◆ Job
Determine how many lines of the records include "podwórza", and answer with the number alone.

◆ Task inputs
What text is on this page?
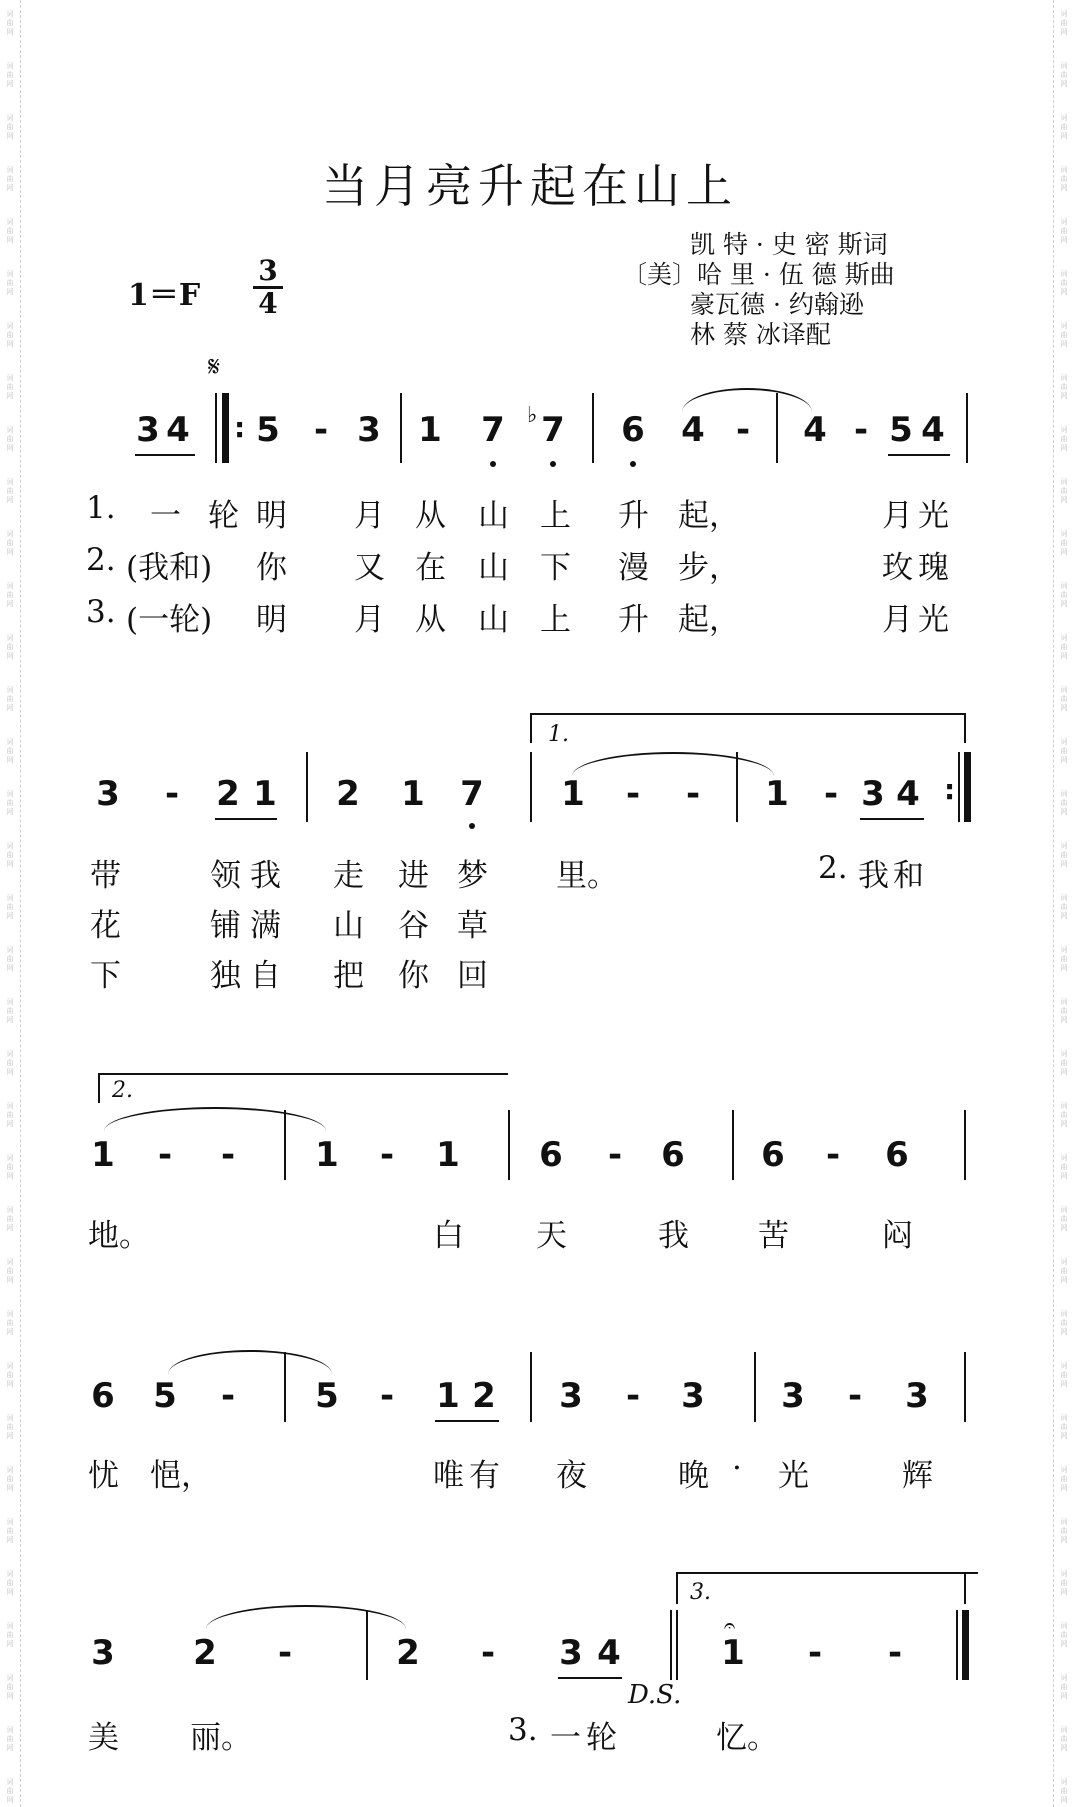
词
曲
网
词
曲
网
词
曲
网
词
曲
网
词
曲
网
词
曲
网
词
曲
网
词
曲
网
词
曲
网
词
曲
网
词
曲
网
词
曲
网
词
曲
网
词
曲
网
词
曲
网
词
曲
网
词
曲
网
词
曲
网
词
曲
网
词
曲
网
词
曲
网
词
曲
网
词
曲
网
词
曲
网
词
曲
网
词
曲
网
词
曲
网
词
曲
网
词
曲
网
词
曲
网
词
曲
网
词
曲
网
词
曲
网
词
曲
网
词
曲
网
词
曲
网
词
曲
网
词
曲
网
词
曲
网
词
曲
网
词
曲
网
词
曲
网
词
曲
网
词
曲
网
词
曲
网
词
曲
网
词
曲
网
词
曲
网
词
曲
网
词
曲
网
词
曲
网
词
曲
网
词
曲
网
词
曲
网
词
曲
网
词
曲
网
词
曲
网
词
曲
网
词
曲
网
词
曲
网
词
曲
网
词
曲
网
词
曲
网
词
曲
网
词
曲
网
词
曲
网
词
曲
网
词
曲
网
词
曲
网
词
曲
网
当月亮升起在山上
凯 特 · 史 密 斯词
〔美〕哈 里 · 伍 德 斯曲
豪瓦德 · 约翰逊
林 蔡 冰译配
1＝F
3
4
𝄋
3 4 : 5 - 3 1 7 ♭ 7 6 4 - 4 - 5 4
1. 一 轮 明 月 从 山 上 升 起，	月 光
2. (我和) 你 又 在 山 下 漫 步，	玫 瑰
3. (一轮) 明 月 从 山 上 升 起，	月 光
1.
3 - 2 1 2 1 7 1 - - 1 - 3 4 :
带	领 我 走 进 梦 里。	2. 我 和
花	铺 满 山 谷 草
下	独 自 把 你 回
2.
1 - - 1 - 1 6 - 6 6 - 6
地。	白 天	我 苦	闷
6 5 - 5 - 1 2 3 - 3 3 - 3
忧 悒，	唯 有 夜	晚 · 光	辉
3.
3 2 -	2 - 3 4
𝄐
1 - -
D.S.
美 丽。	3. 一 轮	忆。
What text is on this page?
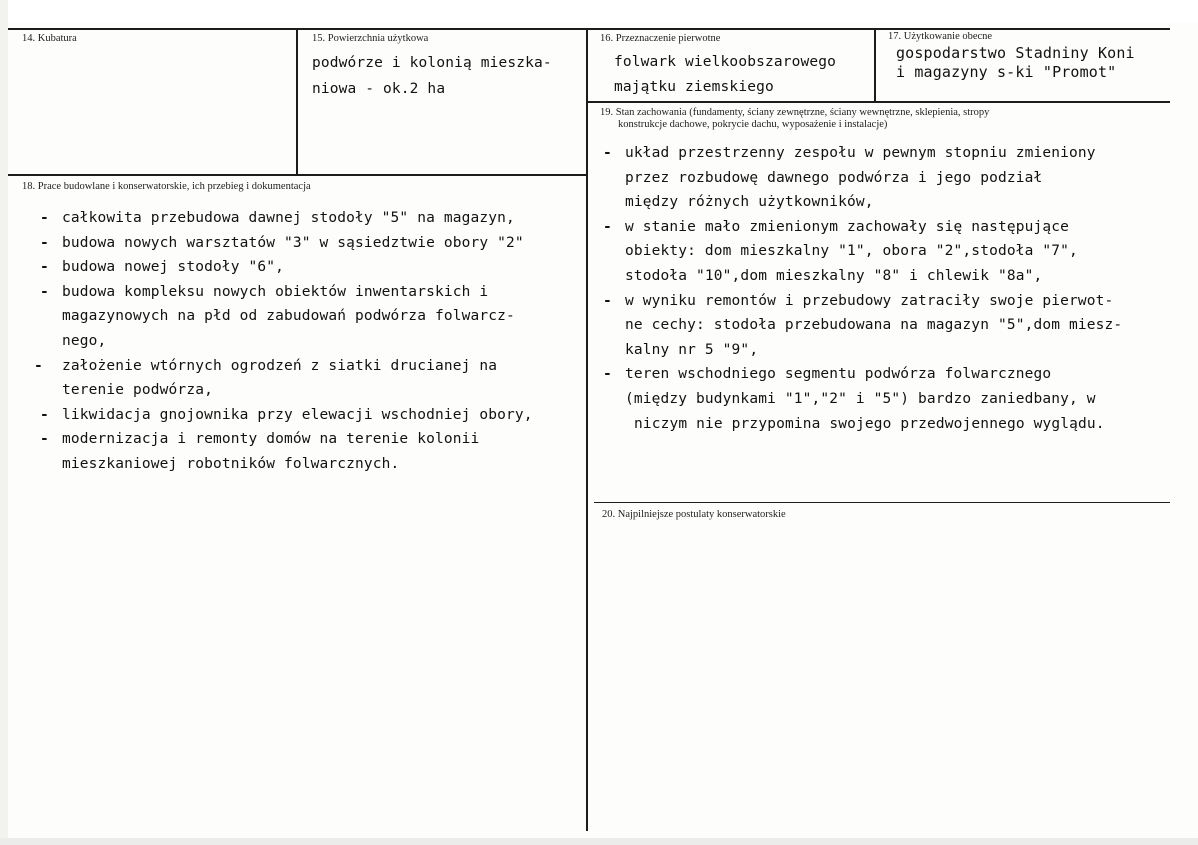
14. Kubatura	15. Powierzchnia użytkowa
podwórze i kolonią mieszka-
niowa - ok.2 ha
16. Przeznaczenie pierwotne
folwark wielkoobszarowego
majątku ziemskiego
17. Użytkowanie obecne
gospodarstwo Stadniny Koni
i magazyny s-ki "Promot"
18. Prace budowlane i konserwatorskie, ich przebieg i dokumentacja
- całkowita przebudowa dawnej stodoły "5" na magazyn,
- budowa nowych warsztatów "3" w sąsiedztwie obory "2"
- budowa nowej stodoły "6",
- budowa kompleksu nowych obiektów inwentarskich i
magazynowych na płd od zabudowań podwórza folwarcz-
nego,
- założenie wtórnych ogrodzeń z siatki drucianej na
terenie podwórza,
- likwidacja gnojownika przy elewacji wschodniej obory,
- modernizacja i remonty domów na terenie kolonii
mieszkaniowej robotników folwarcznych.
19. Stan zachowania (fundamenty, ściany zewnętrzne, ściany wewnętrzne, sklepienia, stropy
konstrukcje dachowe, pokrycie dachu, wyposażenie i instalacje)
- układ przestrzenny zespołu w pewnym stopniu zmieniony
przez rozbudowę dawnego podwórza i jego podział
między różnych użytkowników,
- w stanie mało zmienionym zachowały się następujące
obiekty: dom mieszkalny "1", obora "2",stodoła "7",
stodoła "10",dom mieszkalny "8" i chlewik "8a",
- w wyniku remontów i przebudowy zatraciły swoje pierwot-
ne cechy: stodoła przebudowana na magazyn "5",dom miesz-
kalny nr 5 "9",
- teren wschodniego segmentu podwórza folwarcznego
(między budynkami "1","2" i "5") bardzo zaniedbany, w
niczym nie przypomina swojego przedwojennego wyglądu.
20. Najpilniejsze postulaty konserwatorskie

--

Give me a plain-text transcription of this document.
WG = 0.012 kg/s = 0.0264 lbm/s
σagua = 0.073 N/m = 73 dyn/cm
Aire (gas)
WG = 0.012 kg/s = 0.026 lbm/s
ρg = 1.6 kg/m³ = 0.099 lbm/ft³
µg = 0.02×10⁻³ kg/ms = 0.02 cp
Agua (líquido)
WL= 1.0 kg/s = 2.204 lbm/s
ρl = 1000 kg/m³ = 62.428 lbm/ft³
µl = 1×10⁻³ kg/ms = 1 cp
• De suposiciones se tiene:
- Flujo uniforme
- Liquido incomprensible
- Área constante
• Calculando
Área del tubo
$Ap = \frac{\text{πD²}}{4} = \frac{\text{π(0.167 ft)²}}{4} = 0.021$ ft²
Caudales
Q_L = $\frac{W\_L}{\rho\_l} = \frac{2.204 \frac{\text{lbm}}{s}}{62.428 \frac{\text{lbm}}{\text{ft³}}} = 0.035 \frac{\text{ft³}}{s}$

==

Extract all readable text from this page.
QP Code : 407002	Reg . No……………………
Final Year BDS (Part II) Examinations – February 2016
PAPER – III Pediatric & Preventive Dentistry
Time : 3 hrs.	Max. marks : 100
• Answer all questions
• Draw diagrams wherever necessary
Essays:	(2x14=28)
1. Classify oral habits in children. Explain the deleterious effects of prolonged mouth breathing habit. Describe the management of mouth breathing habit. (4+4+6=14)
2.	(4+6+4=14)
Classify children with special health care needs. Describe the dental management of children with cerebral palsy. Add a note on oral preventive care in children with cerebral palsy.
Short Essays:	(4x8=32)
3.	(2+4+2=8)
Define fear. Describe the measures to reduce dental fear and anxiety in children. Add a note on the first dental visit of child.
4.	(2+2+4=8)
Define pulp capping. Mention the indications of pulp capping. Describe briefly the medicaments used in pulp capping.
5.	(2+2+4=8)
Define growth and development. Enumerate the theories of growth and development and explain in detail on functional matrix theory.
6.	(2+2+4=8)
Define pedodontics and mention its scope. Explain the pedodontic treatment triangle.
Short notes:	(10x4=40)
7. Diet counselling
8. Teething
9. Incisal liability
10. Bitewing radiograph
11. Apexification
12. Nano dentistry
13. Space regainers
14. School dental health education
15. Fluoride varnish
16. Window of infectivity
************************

◆ Result
4